» **Directive**: Reproduce the part of the opinion on Proposition 202 and disabled workers starting at "Until the Proposition’s" and ending at "special FLSA certificates.".

Attorney General Opinion

by

Terry Goddard

Wednesday, February 7, 2007

Opinion No:
I07-002 (R06-039)

Re:
Proposition 202 (Minimum Wage Law) and the Disabled Worker


To:

The Honorable John McComish
Arizona House of Representatives

Questions Presented

You have requested a formal opinion answering the following questions regarding application of the State’s new minimum wage law:

  1. Does the new minimum wage law promulgated in Proposition 202 apply to the developmentally disabled worker or is the “special” minimum wage authorized by 29 U.S.C. § 214(c) of the Fair Labor Standards Act still applicable?
  2. Are there any other federal exemptions that are still in effect?  If so, which ones?
  3. The official title of Proposition 202 contained a phrase alluding to the repeal of A.R.S. § 23-362.  However, the text of the measure contains no such repeal.  Does this mean that the old statute was not repealed?
  4. If you determine that the old law was not properly repealed, and since the new law contains no express provision for workers with disabilities, can employers still pay “commensurate” wages in accordance with the reference to federal law found in the old A.R.S. § 23-362?

Summary Answer

The State’s new minimum wage enacted in Proposition 202 applies to developmentally disabled workers.(1) The “special certificate” minimum wage authorized by the federal Fair Labor Standards Act (FLSA) at 29 U.S.C § 214(c) for disabled workers, which allows employers to pay a special minimum wage to disabled individuals, was not incorporated in Proposition 202 and is therefore inapplicable.

Although the text of Proposition 202 does not explicitly repeal former A.R.S. § 23-362, the language of the two directly conflict with one another and cannot be read together harmoniously.  Therefore, the more recent enactment controls, and Proposition 202 impliedly repeals former A.R.S. § 23-362.

Background

Proposition 202 establishes a State minimum wage of $6.75 per hour with an annual cost of living increase, provides for enforcement, establishes record-keeping requirements, and empowers the Industrial Commission to promulgate regulations consistent with the Proposition.  See A.R.S. §§ 23-362 to -364 (as amended by Prop 202). 

Until the Proposition’s effective date on January 1, 2007, Arizona adult workers were covered solely by federal minimum wage laws contained in the FLSA.  See 29 U.S.C. §§ 201–219.

The FLSA contains numerous exemptions.  One of its exemptions applies to individuals employed under a “special certificate” pursuant to § 214 of the FLSA.  Specifically, § 214 permits employers to obtain special certificates for certain qualifying employees and pay those employees a “special minimum wage rate” that is commensurate with the worker’s productivity and that may be lower than the minimum wage prescribed by § 6 of the FLSA (codified at 29 U.S.C. § 206).(2) Disabled workers are one of the classes of employees that may be eligible for these special FLSA certificates.  

Analysis

I. Application of Proposition 202 to Developmentally Disabled Workers.

Boxed element entries
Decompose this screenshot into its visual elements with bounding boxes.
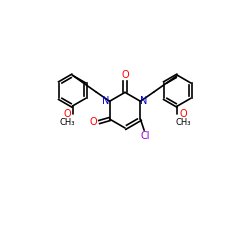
Text: CH₃: CH₃: [59, 118, 75, 127]
Text: N: N: [102, 96, 110, 106]
Text: O: O: [121, 70, 129, 80]
Text: O: O: [90, 117, 98, 127]
Text: CH₃: CH₃: [175, 118, 191, 127]
Text: O: O: [179, 109, 187, 119]
Text: O: O: [63, 109, 71, 119]
Text: N: N: [140, 96, 147, 106]
Text: Cl: Cl: [140, 131, 150, 141]
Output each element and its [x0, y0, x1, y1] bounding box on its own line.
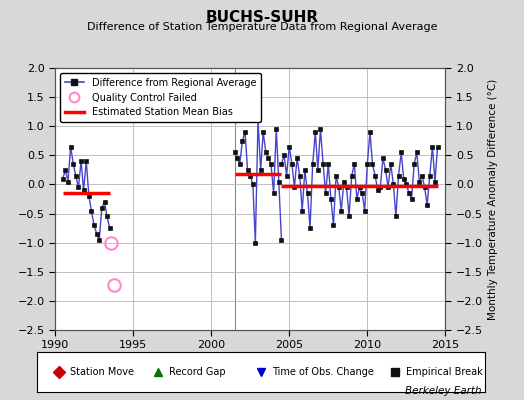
Legend: Difference from Regional Average, Quality Control Failed, Estimated Station Mean: Difference from Regional Average, Qualit… [60, 73, 261, 122]
Text: Record Gap: Record Gap [169, 367, 225, 377]
Y-axis label: Monthly Temperature Anomaly Difference (°C): Monthly Temperature Anomaly Difference (… [488, 78, 498, 320]
Text: Berkeley Earth: Berkeley Earth [406, 386, 482, 396]
Text: Empirical Break: Empirical Break [406, 367, 483, 377]
Text: Time of Obs. Change: Time of Obs. Change [272, 367, 374, 377]
Text: Station Move: Station Move [70, 367, 134, 377]
Text: Difference of Station Temperature Data from Regional Average: Difference of Station Temperature Data f… [87, 22, 437, 32]
Text: BUCHS-SUHR: BUCHS-SUHR [205, 10, 319, 25]
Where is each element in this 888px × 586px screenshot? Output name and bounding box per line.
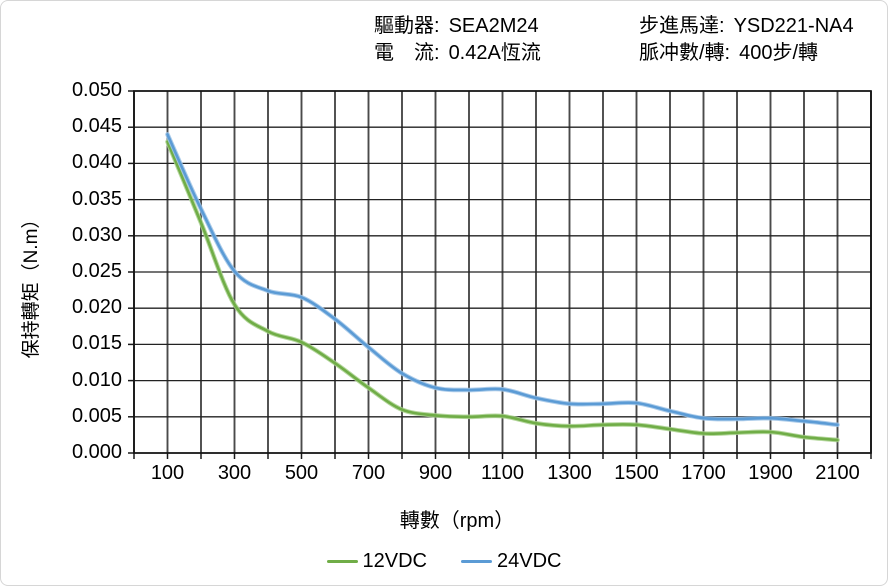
legend-label-24vdc: 24VDC bbox=[497, 550, 562, 572]
pulses-value: 400步/轉 bbox=[739, 42, 819, 64]
y-tick-label: 0.050 bbox=[71, 79, 122, 101]
header-pulses: 脈冲數/轉: 400步/轉 bbox=[639, 41, 818, 65]
x-tick-label: 2100 bbox=[815, 462, 860, 484]
plot-border bbox=[133, 90, 872, 454]
x-tick-label: 100 bbox=[150, 462, 185, 484]
pulses-label: 脈冲數/轉: bbox=[639, 42, 731, 64]
y-axis-title: 保持轉矩（N.m） bbox=[21, 209, 42, 359]
x-tick-label: 300 bbox=[217, 462, 252, 484]
y-tick-label: 0.045 bbox=[71, 115, 122, 138]
y-tick-label: 0.010 bbox=[71, 368, 122, 391]
legend: 12VDC 24VDC bbox=[1, 550, 887, 573]
x-tick-label: 1100 bbox=[480, 462, 524, 484]
driver-label: 驅動器: bbox=[374, 15, 440, 37]
legend-label-12vdc: 12VDC bbox=[362, 550, 427, 572]
y-tick-label: 0.040 bbox=[71, 151, 122, 174]
x-axis-title: 轉數（rpm） bbox=[399, 510, 515, 532]
x-tick-label: 1300 bbox=[547, 462, 592, 484]
y-tick-label: 0.025 bbox=[71, 260, 122, 282]
y-tick-label: 0.000 bbox=[71, 441, 122, 463]
legend-line-12vdc bbox=[326, 560, 358, 563]
x-tick-label: 900 bbox=[418, 462, 453, 484]
series-line-24vdc bbox=[166, 133, 839, 427]
y-tick-label: 0.030 bbox=[71, 223, 122, 246]
legend-line-24vdc bbox=[461, 560, 492, 563]
current-value: 0.42A恆流 bbox=[448, 42, 541, 64]
y-tick-label: 0.035 bbox=[71, 187, 122, 210]
motor-label: 步進馬達: bbox=[639, 15, 725, 37]
legend-item-12vdc: 12VDC bbox=[326, 550, 427, 573]
series-line-12vdc bbox=[166, 140, 839, 442]
x-tick-label: 500 bbox=[284, 462, 319, 484]
y-tick-label: 0.020 bbox=[71, 296, 122, 319]
header-motor: 步進馬達: YSD221-NA4 bbox=[639, 14, 854, 38]
legend-item-24vdc: 24VDC bbox=[461, 550, 561, 573]
x-tick-label: 1900 bbox=[748, 462, 793, 484]
y-tick-label: 0.015 bbox=[71, 332, 122, 355]
x-tick-label: 1700 bbox=[681, 462, 726, 484]
motor-value: YSD221-NA4 bbox=[733, 15, 854, 37]
x-tick-label: 1500 bbox=[614, 462, 659, 484]
driver-value: SEA2M24 bbox=[448, 15, 539, 37]
x-tick-label: 700 bbox=[351, 462, 386, 484]
current-label: 電 流: bbox=[374, 42, 440, 64]
header-current: 電 流: 0.42A恆流 bbox=[374, 41, 541, 65]
header-driver: 驅動器: SEA2M24 bbox=[374, 14, 539, 38]
y-tick-label: 0.005 bbox=[71, 404, 122, 427]
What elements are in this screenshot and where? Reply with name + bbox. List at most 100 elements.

» **Solution to the exercise**:
Until the Proposition’s effective date on January 1, 2007, Arizona adult workers were covered solely by federal minimum wage laws contained in the FLSA.  See 29 U.S.C. §§ 201–219.

The FLSA contains numerous exemptions.  One of its exemptions applies to individuals employed under a “special certificate” pursuant to § 214 of the FLSA.  Specifically, § 214 permits employers to obtain special certificates for certain qualifying employees and pay those employees a “special minimum wage rate” that is commensurate with the worker’s productivity and that may be lower than the minimum wage prescribed by § 6 of the FLSA (codified at 29 U.S.C. § 206).(2) Disabled workers are one of the classes of employees that may be eligible for these special FLSA certificates.